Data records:
+ + +
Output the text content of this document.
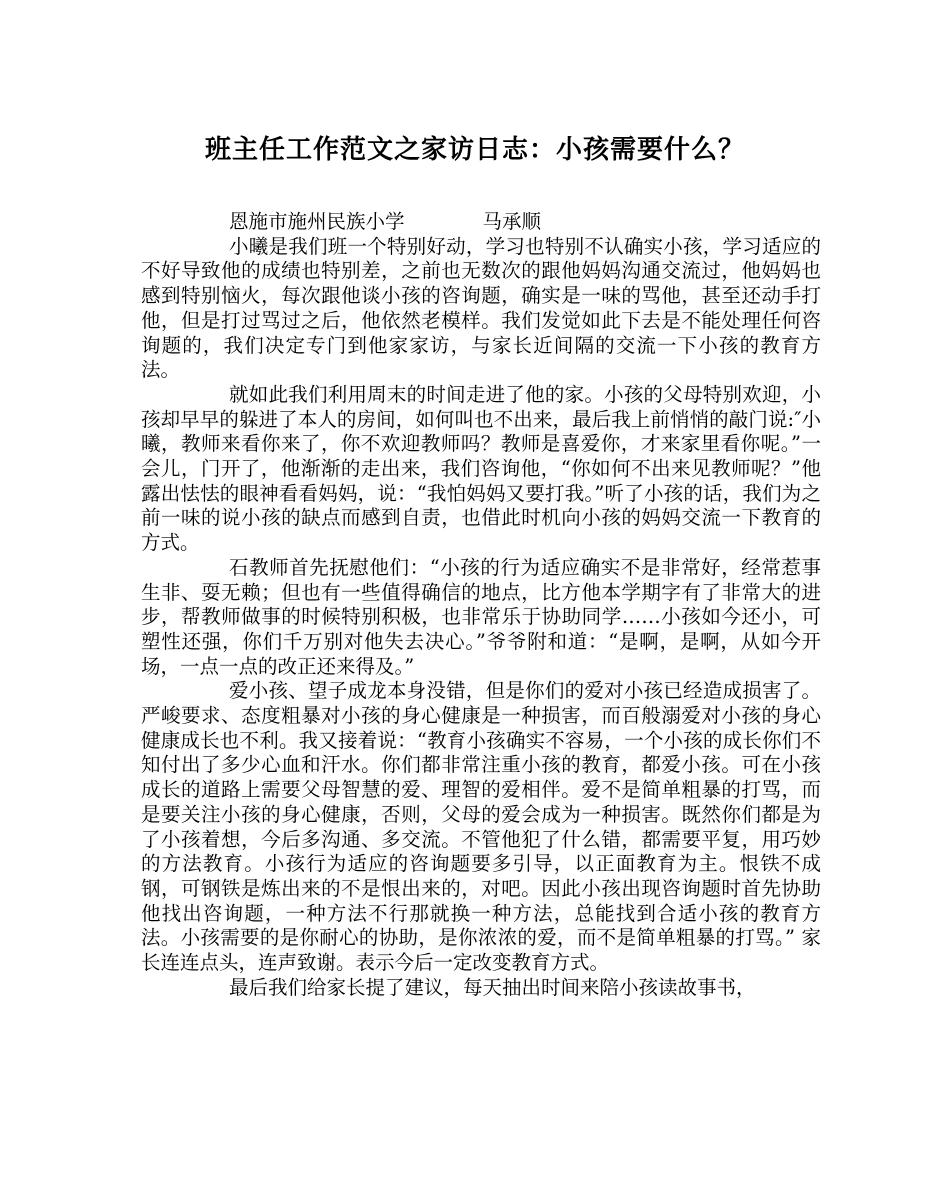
班主任工作范文之家访日志：小孩需要什么？

恩施市施州民族小学	马承顺

小曦是我们班一个特别好动，学习也特别不认确实小孩，学习适应的不好导致他的成绩也特别差，之前也无数次的跟他妈妈沟通交流过，他妈妈也感到特别恼火，每次跟他谈小孩的咨询题，确实是一味的骂他，甚至还动手打他，但是打过骂过之后，他依然老模样。我们发觉如此下去是不能处理任何咨询题的，我们决定专门到他家家访，与家长近间隔的交流一下小孩的教育方法。

就如此我们利用周末的时间走进了他的家。小孩的父母特别欢迎，小孩却早早的躲进了本人的房间，如何叫也不出来，最后我上前悄悄的敲门说:″小曦，教师来看你来了，你不欢迎教师吗？教师是喜爱你，才来家里看你呢。”一会儿，门开了，他渐渐的走出来，我们咨询他，“你如何不出来见教师呢？”他露出怯怯的眼神看看妈妈，说：“我怕妈妈又要打我。”听了小孩的话，我们为之前一味的说小孩的缺点而感到自责，也借此时机向小孩的妈妈交流一下教育的方式。

石教师首先抚慰他们：“小孩的行为适应确实不是非常好，经常惹事生非、耍无赖；但也有一些值得确信的地点，比方他本学期字有了非常大的进步，帮教师做事的时候特别积极，也非常乐于协助同学……小孩如今还小，可塑性还强，你们千万别对他失去决心。”爷爷附和道：“是啊，是啊，从如今开场，一点一点的改正还来得及。”

爱小孩、望子成龙本身没错，但是你们的爱对小孩已经造成损害了。严峻要求、态度粗暴对小孩的身心健康是一种损害，而百般溺爱对小孩的身心健康成长也不利。我又接着说：“教育小孩确实不容易，一个小孩的成长你们不知付出了多少心血和汗水。你们都非常注重小孩的教育，都爱小孩。可在小孩成长的道路上需要父母智慧的爱、理智的爱相伴。爱不是简单粗暴的打骂，而是要关注小孩的身心健康，否则，父母的爱会成为一种损害。既然你们都是为了小孩着想，今后多沟通、多交流。不管他犯了什么错，都需要平复，用巧妙的方法教育。小孩行为适应的咨询题要多引导，以正面教育为主。恨铁不成钢，可钢铁是炼出来的不是恨出来的，对吧。因此小孩出现咨询题时首先协助他找出咨询题，一种方法不行那就换一种方法，总能找到合适小孩的教育方法。小孩需要的是你耐心的协助，是你浓浓的爱，而不是简单粗暴的打骂。” 家长连连点头，连声致谢。表示今后一定改变教育方式。

最后我们给家长提了建议，每天抽出时间来陪小孩读故事书，
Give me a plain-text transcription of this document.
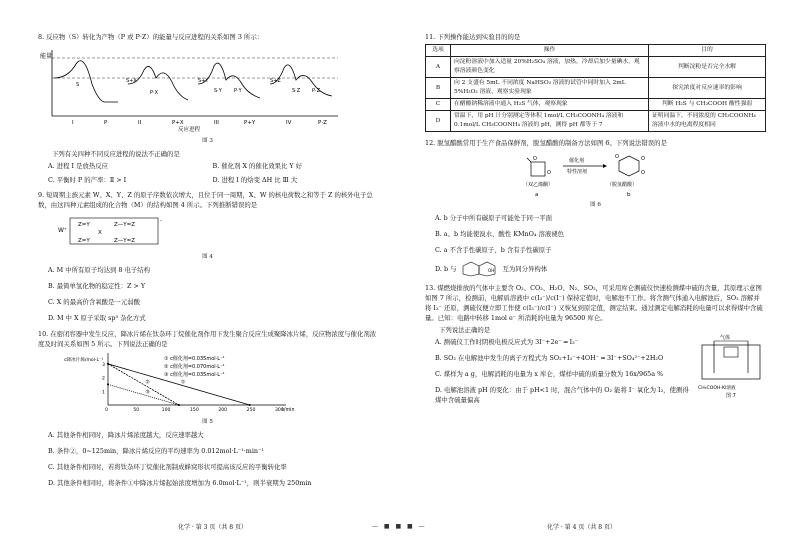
8. 反应物（S）转化为产物（P 或 P·Z）的能量与反应进程的关系如图 3 所示：
能量
S
S+X
P·X
S+Y
S·Y P·Y
S+Z
S·Z P·Z
I	P	II	P+X	III	P+Y	IV	P·Z
反应进程
图 3
下列有关四种不同反应进程的说法不正确的是
A. 进程 I 是放热反应	B. 催化剂 X 的催化效果比 Y 好
C. 平衡时 P 的产率：Ⅱ > Ⅰ	D. 进程 Ⅰ 的焓变 ΔH 比 Ⅲ 大
9. 短周期主族元素 W、X、Y、Z 的原子序数依次增大，且位于同一周期，X、W 的核电荷数之和等于 Z 的核外电子总数，由这四种元素组成的化合物（M）的结构如图 4 所示。下列推断错误的是
W⁺
Z=Y
X
Z—Y=Z
Z=Y	Z—Y=Z
-
图 4
A. M 中所有原子均达到 8 电子结构
B. 最简单氢化物的稳定性：Z > Y
C. X 的最高价含氧酸是一元弱酸
D. M 中 X 原子采取 sp³ 杂化方式
10. 在密闭容器中发生反应，降冰片烯在钛杂环丁烷催化剂作用下发生聚合反应生成聚降冰片烯，反应物浓度与催化剂浓度及时间关系如图 5 所示。下列说法正确的是
0	50	100	150	200	250	300
3
2
1
t/min
c降冰片烯/mol·L⁻¹
①
②
③
① c催化剂=0.035mol·L⁻¹
② c催化剂=0.070mol·L⁻¹
③ c催化剂=0.035mol·L⁻¹
图 5
A. 其他条件相同时，降冰片烯浓度越大，反应速率越大
B. 条件②，0~125min，降冰片烯反应的平均速率为 0.012mol·L⁻¹·min⁻¹
C. 其他条件相同时，若将钛杂环丁烷催化剂制成蜂窝形状可提高该反应的平衡转化率
D. 其他条件相同时，将条件①中降冰片烯起始浓度增加为 6.0mol·L⁻¹，则半衰期为 250min
化学 · 第 3 页（共 8 页）	— ■ ■ ■ —
11. 下列操作能达到实验目的的是
选项	操作	目的
A	向淀粉溶液中加入适量 20%H₂SO₄ 溶液，加热，冷却后加少量碘水，观察溶液颜色变化	判断淀粉是否完全水解
B	向 2 支盛有 5mL 不同浓度 NaHSO₃ 溶液的试管中同时加入 2mL 5%H₂O₂ 溶液，观察实验现象	探究浓度对反应速率的影响
C	在醋酸钠稀溶液中通入 H₂S 气体，观察现象	判断 H₂S 与 CH₃COOH 酸性强弱
D	常温下，用 pH 计分别测定等体积 1mol/L CH₃COONH₄ 溶液和 0.1mol/L CH₃COONH₄ 溶液的 pH，测得 pH 都等于 7	证明同温下，不同浓度的 CH₃COONH₄ 溶液中水的电离程度相同
12. 脱氢醋酸常用于生产食品保鲜剂，脱氢醋酸的制备方法如图 6。下列说法错误的是
O
O
（双乙烯酮）
a
催化剂
特性溶剂
O	O
O
（脱氢醋酸）
b
图 6
A. b 分子中所有碳原子可能处于同一平面
B. a、b 均能使溴水、酸性 KMnO₄ 溶液褪色
C. a 不含手性碳原子，b 含有手性碳原子
D. b 与	OH 互为同分异构体
13. 煤燃烧排放的气体中主要含 O₂、CO₂、H₂O、N₂、SO₂，可采用库仑测硫仪快速检测煤中硫的含量，其原理示意图如图 7 所示，检测前，电解质溶液中 c(I₃⁻)/c(I⁻) 保持定值时，电解池不工作。将含测气体通入电解池后，SO₂ 溶解并将 I₃⁻ 还原，测硫仪便立即工作使 c(I₃⁻)/c(I⁻) 又恢复到原定值，测定结束。通过测定电解消耗的电量可以求得煤中含硫量。已知：电路中转移 1mol e⁻ 所消耗的电量为 96500 库仑。
下列说法正确的是
A. 测硫仪工作时阴极电极反应式为 3I⁻+2e⁻ ═ I₃⁻
B. SO₂ 在电解池中发生的离子方程式为 SO₂+I₃⁻+4OH⁻ ═ 3I⁻+SO₄²⁻+2H₂O
C. 煤样为 a g，电解消耗的电量为 x 库仑，煤样中硫的质量分数为 16x/965a %
D. 电解池溶液 pH 的变化：由于 pH<1 时，混合气体中的 O₂ 能将 I⁻ 氧化为 I₂，使测得煤中含硫量偏高
气体
CH₃COOH-KI溶液
图 7
化学 · 第 4 页（共 8 页）
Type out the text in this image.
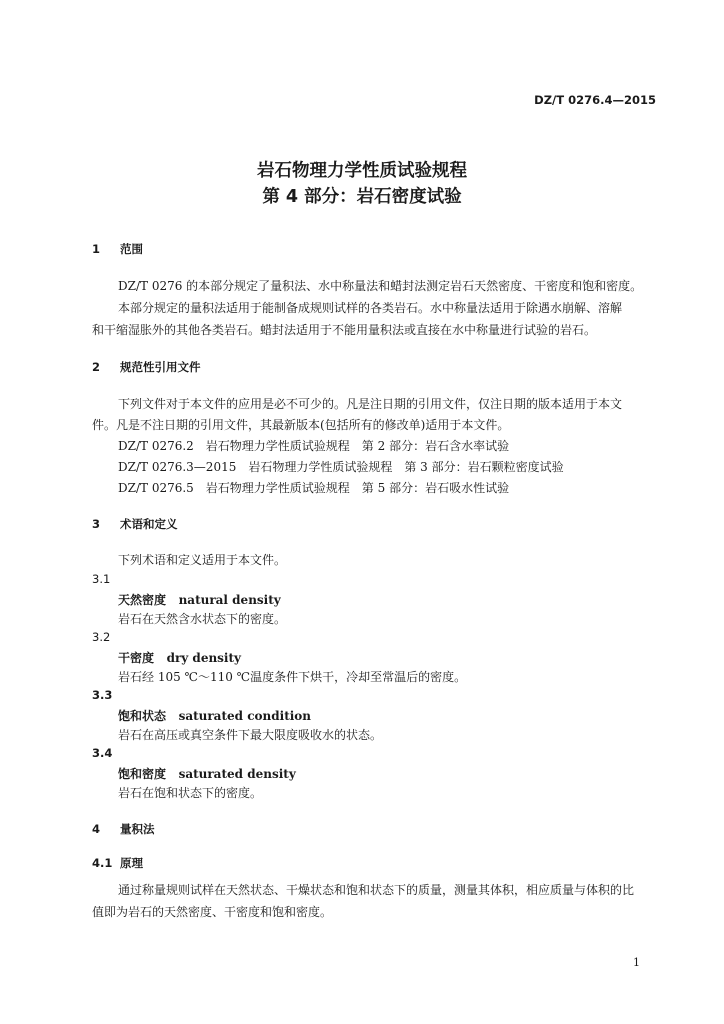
DZ/T 0276.4—2015
岩石物理力学性质试验规程
第 4 部分：岩石密度试验
1 范围
DZ/T 0276 的本部分规定了量积法、水中称量法和蜡封法测定岩石天然密度、干密度和饱和密度。
本部分规定的量积法适用于能制备成规则试样的各类岩石。水中称量法适用于除遇水崩解、溶解
和干缩湿胀外的其他各类岩石。蜡封法适用于不能用量积法或直接在水中称量进行试验的岩石。
2 规范性引用文件
下列文件对于本文件的应用是必不可少的。凡是注日期的引用文件，仅注日期的版本适用于本文
件。凡是不注日期的引用文件，其最新版本(包括所有的修改单)适用于本文件。
DZ/T 0276.2　岩石物理力学性质试验规程　第 2 部分：岩石含水率试验
DZ/T 0276.3—2015　岩石物理力学性质试验规程　第 3 部分：岩石颗粒密度试验
DZ/T 0276.5　岩石物理力学性质试验规程　第 5 部分：岩石吸水性试验
3 术语和定义
下列术语和定义适用于本文件。
3.1
天然密度 natural density
岩石在天然含水状态下的密度。
3.2
干密度 dry density
岩石经 105 ℃～110 ℃温度条件下烘干，冷却至常温后的密度。
3.3
饱和状态 saturated condition
岩石在高压或真空条件下最大限度吸收水的状态。
3.4
饱和密度 saturated density
岩石在饱和状态下的密度。
4 量积法
4.1 原理
通过称量规则试样在天然状态、干燥状态和饱和状态下的质量，测量其体积，相应质量与体积的比
值即为岩石的天然密度、干密度和饱和密度。
1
+ + +
WHAT YOU SHOULD DO: Read through the data and copy every line where "c催化剂" shows up.

ANSWER FOR THE TASK:
① c催化剂=0.035mol·L⁻¹
② c催化剂=0.070mol·L⁻¹
③ c催化剂=0.035mol·L⁻¹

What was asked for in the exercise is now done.